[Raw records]
● ● ● ●
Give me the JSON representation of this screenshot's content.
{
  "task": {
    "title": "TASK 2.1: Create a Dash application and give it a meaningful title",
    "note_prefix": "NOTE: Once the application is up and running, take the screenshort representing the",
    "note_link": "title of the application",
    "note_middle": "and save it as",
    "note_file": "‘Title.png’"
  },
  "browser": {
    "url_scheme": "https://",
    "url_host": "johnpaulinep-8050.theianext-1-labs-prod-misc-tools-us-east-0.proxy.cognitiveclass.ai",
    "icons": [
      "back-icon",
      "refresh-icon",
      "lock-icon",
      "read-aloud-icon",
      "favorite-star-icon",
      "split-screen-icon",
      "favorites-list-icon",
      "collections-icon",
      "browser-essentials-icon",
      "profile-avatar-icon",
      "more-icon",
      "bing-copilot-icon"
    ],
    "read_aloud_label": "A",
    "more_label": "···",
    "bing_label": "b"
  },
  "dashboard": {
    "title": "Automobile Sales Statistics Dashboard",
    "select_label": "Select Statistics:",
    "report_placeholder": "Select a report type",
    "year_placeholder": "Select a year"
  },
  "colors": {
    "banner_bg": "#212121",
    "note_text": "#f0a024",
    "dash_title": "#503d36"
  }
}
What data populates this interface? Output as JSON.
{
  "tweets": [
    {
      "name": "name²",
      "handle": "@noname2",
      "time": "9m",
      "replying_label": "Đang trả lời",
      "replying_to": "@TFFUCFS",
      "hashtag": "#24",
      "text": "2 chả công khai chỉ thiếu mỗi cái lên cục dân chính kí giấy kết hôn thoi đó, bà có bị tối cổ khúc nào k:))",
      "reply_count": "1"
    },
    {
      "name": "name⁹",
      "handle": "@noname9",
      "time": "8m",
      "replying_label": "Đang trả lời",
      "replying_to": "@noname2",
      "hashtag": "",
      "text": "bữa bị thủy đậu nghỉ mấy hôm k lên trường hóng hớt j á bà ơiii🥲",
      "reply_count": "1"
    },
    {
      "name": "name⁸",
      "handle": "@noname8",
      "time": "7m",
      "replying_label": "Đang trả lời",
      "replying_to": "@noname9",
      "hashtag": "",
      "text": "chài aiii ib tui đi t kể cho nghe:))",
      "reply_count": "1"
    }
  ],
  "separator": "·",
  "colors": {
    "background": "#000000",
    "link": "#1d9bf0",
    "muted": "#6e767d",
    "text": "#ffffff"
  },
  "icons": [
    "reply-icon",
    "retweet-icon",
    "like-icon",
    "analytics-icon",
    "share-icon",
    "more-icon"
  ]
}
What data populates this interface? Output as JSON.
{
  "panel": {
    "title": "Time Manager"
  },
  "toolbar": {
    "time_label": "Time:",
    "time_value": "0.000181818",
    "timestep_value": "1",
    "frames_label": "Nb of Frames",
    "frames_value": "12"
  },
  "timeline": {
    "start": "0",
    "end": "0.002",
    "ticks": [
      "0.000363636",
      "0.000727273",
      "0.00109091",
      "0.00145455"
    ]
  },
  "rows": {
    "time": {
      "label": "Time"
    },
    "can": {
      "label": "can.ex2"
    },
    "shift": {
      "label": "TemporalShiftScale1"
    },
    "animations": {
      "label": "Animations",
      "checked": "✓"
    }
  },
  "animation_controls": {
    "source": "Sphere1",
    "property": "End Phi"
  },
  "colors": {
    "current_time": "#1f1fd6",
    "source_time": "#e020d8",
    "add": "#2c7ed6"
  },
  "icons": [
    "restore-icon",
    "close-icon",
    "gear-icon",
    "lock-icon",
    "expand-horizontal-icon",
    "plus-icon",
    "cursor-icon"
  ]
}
● ● ● ●
*What is being asked*.
Extract the whole listing, character for character.

*Answer to the task*.
Give me the JSON representation of this screenshot's content.
{
  "task": {
    "title": "TASK 2.1: Create a Dash application and give it a meaningful title",
    "note_prefix": "NOTE: Once the application is up and running, take the screenshort representing the",
    "note_link": "title of the application",
    "note_middle": "and save it as",
    "note_file": "‘Title.png’"
  },
  "browser": {
    "url_scheme": "https://",
    "url_host": "johnpaulinep-8050.theianext-1-labs-prod-misc-tools-us-east-0.proxy.cognitiveclass.ai",
    "icons": [
      "back-icon",
      "refresh-icon",
      "lock-icon",
      "read-aloud-icon",
      "favorite-star-icon",
      "split-screen-icon",
      "favorites-list-icon",
      "collections-icon",
      "browser-essentials-icon",
      "profile-avatar-icon",
      "more-icon",
      "bing-copilot-icon"
    ],
    "read_aloud_label": "A",
    "more_label": "···",
    "bing_label": "b"
  },
  "dashboard": {
    "title": "Automobile Sales Statistics Dashboard",
    "select_label": "Select Statistics:",
    "report_placeholder": "Select a report type",
    "year_placeholder": "Select a year"
  },
  "colors": {
    "banner_bg": "#212121",
    "note_text": "#f0a024",
    "dash_title": "#503d36"
  }
}
What data populates this interface? Output as JSON.
{
  "tweets": [
    {
      "name": "name²",
      "handle": "@noname2",
      "time": "9m",
      "replying_label": "Đang trả lời",
      "replying_to": "@TFFUCFS",
      "hashtag": "#24",
      "text": "2 chả công khai chỉ thiếu mỗi cái lên cục dân chính kí giấy kết hôn thoi đó, bà có bị tối cổ khúc nào k:))",
      "reply_count": "1"
    },
    {
      "name": "name⁹",
      "handle": "@noname9",
      "time": "8m",
      "replying_label": "Đang trả lời",
      "replying_to": "@noname2",
      "hashtag": "",
      "text": "bữa bị thủy đậu nghỉ mấy hôm k lên trường hóng hớt j á bà ơiii🥲",
      "reply_count": "1"
    },
    {
      "name": "name⁸",
      "handle": "@noname8",
      "time": "7m",
      "replying_label": "Đang trả lời",
      "replying_to": "@noname9",
      "hashtag": "",
      "text": "chài aiii ib tui đi t kể cho nghe:))",
      "reply_count": "1"
    }
  ],
  "separator": "·",
  "colors": {
    "background": "#000000",
    "link": "#1d9bf0",
    "muted": "#6e767d",
    "text": "#ffffff"
  },
  "icons": [
    "reply-icon",
    "retweet-icon",
    "like-icon",
    "analytics-icon",
    "share-icon",
    "more-icon"
  ]
}
What data populates this interface? Output as JSON.
{
  "panel": {
    "title": "Time Manager"
  },
  "toolbar": {
    "time_label": "Time:",
    "time_value": "0.000181818",
    "timestep_value": "1",
    "frames_label": "Nb of Frames",
    "frames_value": "12"
  },
  "timeline": {
    "start": "0",
    "end": "0.002",
    "ticks": [
      "0.000363636",
      "0.000727273",
      "0.00109091",
      "0.00145455"
    ]
  },
  "rows": {
    "time": {
      "label": "Time"
    },
    "can": {
      "label": "can.ex2"
    },
    "shift": {
      "label": "TemporalShiftScale1"
    },
    "animations": {
      "label": "Animations",
      "checked": "✓"
    }
  },
  "animation_controls": {
    "source": "Sphere1",
    "property": "End Phi"
  },
  "colors": {
    "current_time": "#1f1fd6",
    "source_time": "#e020d8",
    "add": "#2c7ed6"
  },
  "icons": [
    "restore-icon",
    "close-icon",
    "gear-icon",
    "lock-icon",
    "expand-horizontal-icon",
    "plus-icon",
    "cursor-icon"
  ]
}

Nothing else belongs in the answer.